▶ What the task requires
Output every line exactly as written. Leave out pictures.

▶ Given entries

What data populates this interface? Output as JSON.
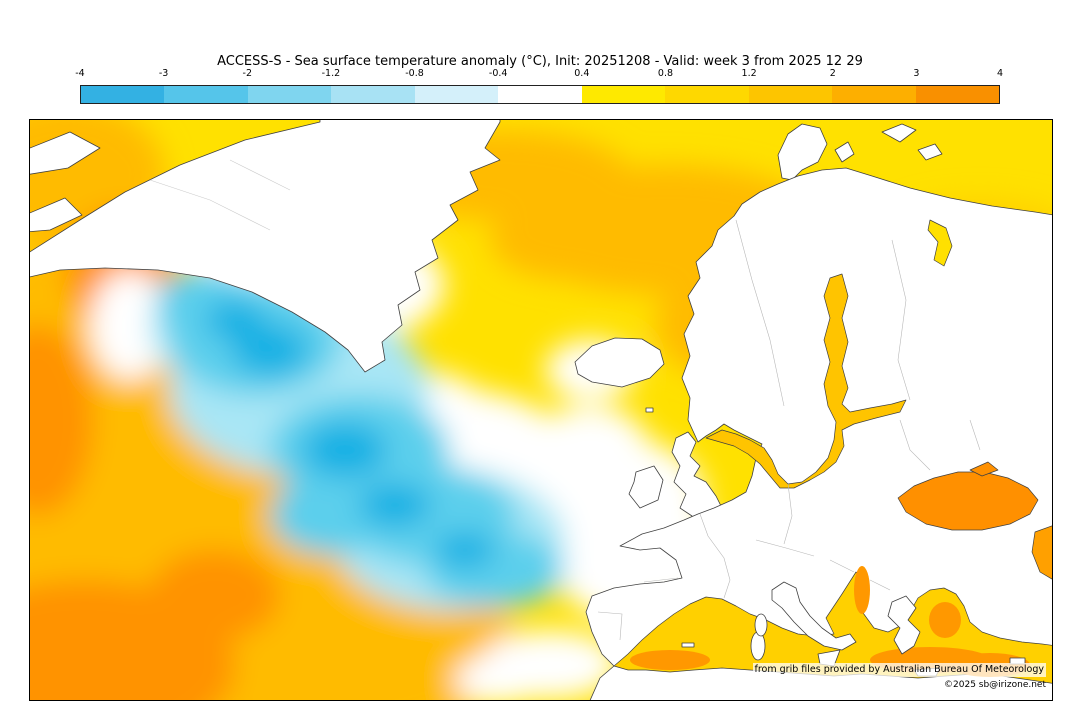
{
  "title": "ACCESS-S - Sea surface temperature anomaly (°C), Init: 20251208 - Valid: week 3 from 2025 12 29",
  "colorbar": {
    "ticks": [
      "-4",
      "-3",
      "-2",
      "-1.2",
      "-0.8",
      "-0.4",
      "0.4",
      "0.8",
      "1.2",
      "2",
      "3",
      "4"
    ],
    "colors": [
      "#33b1e3",
      "#55c5ea",
      "#7fd5ef",
      "#a8e2f4",
      "#d4f0fa",
      "#ffffff",
      "#fee900",
      "#fed800",
      "#fdc500",
      "#fdaf00",
      "#f99000"
    ],
    "unit": "°C"
  },
  "map": {
    "credit_line1": "from grib files provided by Australian Bureau Of Meteorology",
    "credit_line2": "©2025 sb@irizone.net",
    "colors": {
      "warm_anomaly": "#ffbb00",
      "strong_warm_anomaly": "#ff9300",
      "cold_anomaly": "#5bcfec",
      "strong_cold_anomaly": "#17b1e4",
      "near_zero": "#ffffff",
      "base_field": "#ffe100",
      "land": "#ffffff",
      "coastline": "#404040"
    }
  },
  "chart_data": {
    "type": "heatmap",
    "title": "ACCESS-S - Sea surface temperature anomaly (°C), Init: 20251208 - Valid: week 3 from 2025 12 29",
    "variable": "Sea surface temperature anomaly",
    "units": "°C",
    "model": "ACCESS-S",
    "init_date": "20251208",
    "valid_period": "week 3 from 2025 12 29",
    "colorbar": {
      "orientation": "horizontal",
      "tick_values": [
        -4,
        -3,
        -2,
        -1.2,
        -0.8,
        -0.4,
        0.4,
        0.8,
        1.2,
        2,
        3,
        4
      ]
    },
    "region_shown": "North Atlantic Ocean, Greenland, Iceland, Scandinavia, Europe, Mediterranean Sea, Black Sea",
    "qualitative_features": [
      "Warm anomalies of roughly +0.4 to +3 °C over most of the subtropical and western North Atlantic, strongest toward the southwest corner",
      "Cold anomaly patch of roughly -0.4 to -2 °C south and southeast of Greenland in the central North Atlantic",
      "Near-zero (white) band between the cold patch and the surrounding warm field, including waters northwest of the British Isles and the Bay of Biscay",
      "Warm anomalies along the Norwegian Sea, Baltic Sea and Mediterranean Sea",
      "Strong warm anomaly of roughly +2 to +4 °C in the Black Sea and near the Caspian edge of the map"
    ]
  }
}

▶ Answer
What data populates this interface? Output as JSON.
{
  "title": "ACCESS-S - Sea surface temperature anomaly (°C), Init: 20251208 - Valid: week 3 from 2025 12 29",
  "colorbar": {
    "ticks": [
      "-4",
      "-3",
      "-2",
      "-1.2",
      "-0.8",
      "-0.4",
      "0.4",
      "0.8",
      "1.2",
      "2",
      "3",
      "4"
    ],
    "colors": [
      "#33b1e3",
      "#55c5ea",
      "#7fd5ef",
      "#a8e2f4",
      "#d4f0fa",
      "#ffffff",
      "#fee900",
      "#fed800",
      "#fdc500",
      "#fdaf00",
      "#f99000"
    ],
    "unit": "°C"
  },
  "map": {
    "credit_line1": "from grib files provided by Australian Bureau Of Meteorology",
    "credit_line2": "©2025 sb@irizone.net",
    "colors": {
      "warm_anomaly": "#ffbb00",
      "strong_warm_anomaly": "#ff9300",
      "cold_anomaly": "#5bcfec",
      "strong_cold_anomaly": "#17b1e4",
      "near_zero": "#ffffff",
      "base_field": "#ffe100",
      "land": "#ffffff",
      "coastline": "#404040"
    }
  },
  "chart_data": {
    "type": "heatmap",
    "title": "ACCESS-S - Sea surface temperature anomaly (°C), Init: 20251208 - Valid: week 3 from 2025 12 29",
    "variable": "Sea surface temperature anomaly",
    "units": "°C",
    "model": "ACCESS-S",
    "init_date": "20251208",
    "valid_period": "week 3 from 2025 12 29",
    "colorbar": {
      "orientation": "horizontal",
      "tick_values": [
        -4,
        -3,
        -2,
        -1.2,
        -0.8,
        -0.4,
        0.4,
        0.8,
        1.2,
        2,
        3,
        4
      ]
    },
    "region_shown": "North Atlantic Ocean, Greenland, Iceland, Scandinavia, Europe, Mediterranean Sea, Black Sea",
    "qualitative_features": [
      "Warm anomalies of roughly +0.4 to +3 °C over most of the subtropical and western North Atlantic, strongest toward the southwest corner",
      "Cold anomaly patch of roughly -0.4 to -2 °C south and southeast of Greenland in the central North Atlantic",
      "Near-zero (white) band between the cold patch and the surrounding warm field, including waters northwest of the British Isles and the Bay of Biscay",
      "Warm anomalies along the Norwegian Sea, Baltic Sea and Mediterranean Sea",
      "Strong warm anomaly of roughly +2 to +4 °C in the Black Sea and near the Caspian edge of the map"
    ]
  }
}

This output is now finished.